> **WHAT IS NEEDED**
Pull out every line in the data that has the string "icon" in it.
[start SOURCE MATERIAL]
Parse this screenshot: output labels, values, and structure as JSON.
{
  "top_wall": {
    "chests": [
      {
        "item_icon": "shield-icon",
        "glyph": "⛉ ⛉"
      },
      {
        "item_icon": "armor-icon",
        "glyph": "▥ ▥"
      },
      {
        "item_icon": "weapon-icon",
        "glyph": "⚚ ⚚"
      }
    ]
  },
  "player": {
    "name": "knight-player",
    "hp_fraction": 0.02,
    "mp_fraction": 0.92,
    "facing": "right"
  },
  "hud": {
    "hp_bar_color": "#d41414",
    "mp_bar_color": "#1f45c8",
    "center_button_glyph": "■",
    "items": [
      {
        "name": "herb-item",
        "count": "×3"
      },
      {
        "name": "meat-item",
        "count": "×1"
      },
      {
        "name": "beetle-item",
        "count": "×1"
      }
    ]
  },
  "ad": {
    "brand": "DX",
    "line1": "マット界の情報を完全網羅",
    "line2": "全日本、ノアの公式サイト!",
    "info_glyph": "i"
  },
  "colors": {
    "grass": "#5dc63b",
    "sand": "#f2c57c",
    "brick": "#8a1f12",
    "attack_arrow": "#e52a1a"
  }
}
[end SOURCE MATERIAL]
> **CORRECT ANSWER**
        "item_icon": "shield-icon",
        "item_icon": "armor-icon",
        "item_icon": "weapon-icon",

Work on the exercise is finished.